Reproduce all lines of the listing below in which the word "ylabel" occurs.

• Dataset rows

________________________

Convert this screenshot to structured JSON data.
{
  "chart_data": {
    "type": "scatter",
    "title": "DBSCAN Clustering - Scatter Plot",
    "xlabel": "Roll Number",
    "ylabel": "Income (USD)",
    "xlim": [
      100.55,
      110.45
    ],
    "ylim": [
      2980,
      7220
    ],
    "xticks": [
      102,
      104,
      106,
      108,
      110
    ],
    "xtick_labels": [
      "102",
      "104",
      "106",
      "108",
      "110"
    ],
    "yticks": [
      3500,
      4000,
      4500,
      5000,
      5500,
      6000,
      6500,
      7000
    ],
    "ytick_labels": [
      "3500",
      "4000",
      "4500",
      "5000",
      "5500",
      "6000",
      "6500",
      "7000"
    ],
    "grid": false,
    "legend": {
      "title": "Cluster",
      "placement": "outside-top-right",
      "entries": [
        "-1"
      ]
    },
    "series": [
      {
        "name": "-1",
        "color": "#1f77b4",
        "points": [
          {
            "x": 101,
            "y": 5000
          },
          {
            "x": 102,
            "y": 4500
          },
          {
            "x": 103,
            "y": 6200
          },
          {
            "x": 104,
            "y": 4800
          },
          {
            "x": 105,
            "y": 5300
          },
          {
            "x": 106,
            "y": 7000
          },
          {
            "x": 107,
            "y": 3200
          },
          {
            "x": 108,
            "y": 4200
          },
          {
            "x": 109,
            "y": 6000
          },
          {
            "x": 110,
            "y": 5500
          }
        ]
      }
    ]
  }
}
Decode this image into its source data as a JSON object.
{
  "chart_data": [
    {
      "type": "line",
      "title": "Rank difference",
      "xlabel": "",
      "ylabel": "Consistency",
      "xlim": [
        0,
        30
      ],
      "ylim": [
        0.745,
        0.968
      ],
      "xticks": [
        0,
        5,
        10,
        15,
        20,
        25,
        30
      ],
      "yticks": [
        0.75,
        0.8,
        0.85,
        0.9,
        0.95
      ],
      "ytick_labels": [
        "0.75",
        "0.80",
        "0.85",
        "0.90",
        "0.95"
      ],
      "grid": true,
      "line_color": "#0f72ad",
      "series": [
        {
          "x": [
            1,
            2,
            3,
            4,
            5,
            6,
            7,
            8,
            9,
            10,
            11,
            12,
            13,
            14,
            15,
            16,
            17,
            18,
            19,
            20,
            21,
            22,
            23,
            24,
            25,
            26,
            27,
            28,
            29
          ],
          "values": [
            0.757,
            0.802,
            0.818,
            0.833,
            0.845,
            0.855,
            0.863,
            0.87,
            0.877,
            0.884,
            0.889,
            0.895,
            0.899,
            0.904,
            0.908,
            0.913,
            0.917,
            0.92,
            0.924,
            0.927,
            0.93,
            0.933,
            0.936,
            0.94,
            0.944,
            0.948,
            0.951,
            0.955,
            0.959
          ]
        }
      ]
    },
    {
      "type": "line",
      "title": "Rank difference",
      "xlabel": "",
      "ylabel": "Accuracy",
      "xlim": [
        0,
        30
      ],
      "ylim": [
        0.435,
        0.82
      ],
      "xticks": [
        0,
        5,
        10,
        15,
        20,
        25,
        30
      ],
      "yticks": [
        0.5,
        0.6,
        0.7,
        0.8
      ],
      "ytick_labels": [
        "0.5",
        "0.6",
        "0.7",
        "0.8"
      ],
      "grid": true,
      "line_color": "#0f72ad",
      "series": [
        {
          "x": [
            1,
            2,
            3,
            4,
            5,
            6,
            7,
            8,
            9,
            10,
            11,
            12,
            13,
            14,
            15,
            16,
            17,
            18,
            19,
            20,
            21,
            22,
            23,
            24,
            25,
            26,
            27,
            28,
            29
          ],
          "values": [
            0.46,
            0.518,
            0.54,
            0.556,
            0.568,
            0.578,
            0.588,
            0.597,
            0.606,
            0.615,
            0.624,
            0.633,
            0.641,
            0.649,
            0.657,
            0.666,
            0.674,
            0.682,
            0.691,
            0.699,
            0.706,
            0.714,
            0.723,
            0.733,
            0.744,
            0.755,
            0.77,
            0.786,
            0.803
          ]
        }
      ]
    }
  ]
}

________________________

• Answer to this task
    "ylabel": "Income (USD)",
      "ylabel": "Consistency",
      "ylabel": "Accuracy",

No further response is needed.